* [Your task]:
Out of the lines below, please list those that hold the string "JSON".

Start of Input rows

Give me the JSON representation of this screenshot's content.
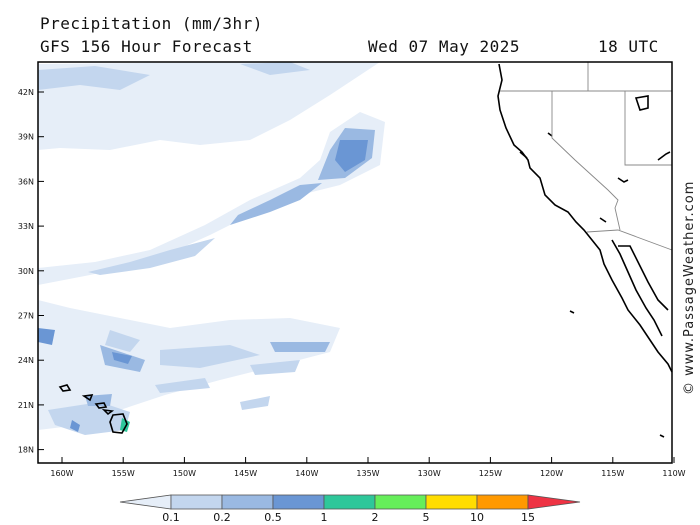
{
  "header": {
    "title": "Precipitation (mm/3hr)",
    "subtitle": "GFS 156 Hour Forecast",
    "date": "Wed 07 May 2025",
    "time": "18 UTC"
  },
  "map": {
    "lat_labels": [
      "42N",
      "39N",
      "36N",
      "33N",
      "30N",
      "27N",
      "24N",
      "21N",
      "18N"
    ],
    "lon_labels": [
      "160W",
      "155W",
      "150W",
      "145W",
      "140W",
      "135W",
      "130W",
      "125W",
      "120W",
      "115W",
      "110W"
    ],
    "credit": "© www.PassageWeather.com"
  },
  "legend": {
    "ticks": [
      "0.1",
      "0.2",
      "0.5",
      "1",
      "2",
      "5",
      "10",
      "15"
    ],
    "colors": [
      "#e6eef8",
      "#c3d6ee",
      "#9ab9e2",
      "#6a96d4",
      "#2ec79a",
      "#66ee5a",
      "#ffdd00",
      "#ff9900",
      "#ee3344"
    ]
  }
}
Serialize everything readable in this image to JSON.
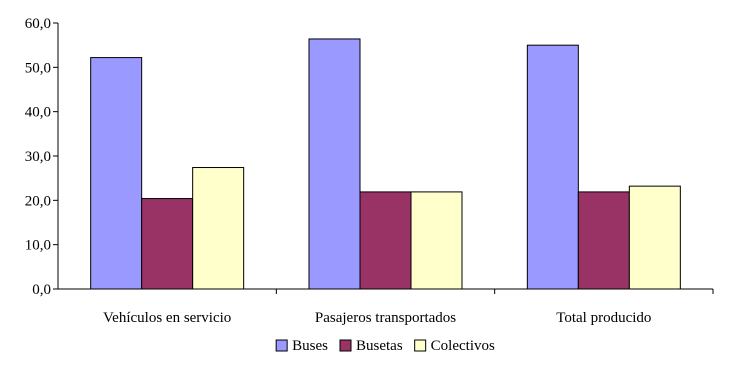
{
  "chart_data": {
    "type": "bar",
    "title": "",
    "xlabel": "",
    "ylabel": "",
    "categories": [
      "Vehículos en servicio",
      "Pasajeros transportados",
      "Total producido"
    ],
    "series": [
      {
        "name": "Buses",
        "values": [
          52.2,
          56.4,
          55.0
        ],
        "color": "#9999FF"
      },
      {
        "name": "Busetas",
        "values": [
          20.4,
          21.9,
          21.9
        ],
        "color": "#993366"
      },
      {
        "name": "Colectivos",
        "values": [
          27.4,
          21.9,
          23.2
        ],
        "color": "#FFFFCC"
      }
    ],
    "ylim": [
      0,
      60
    ],
    "yticks": [
      "0,0",
      "10,0",
      "20,0",
      "30,0",
      "40,0",
      "50,0",
      "60,0"
    ],
    "grid": false,
    "legend_position": "bottom"
  }
}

End of Input rows

* [Correct answer]:
Give me the JSON representation of this screenshot's content.
Serialize everything readable in this image to JSON.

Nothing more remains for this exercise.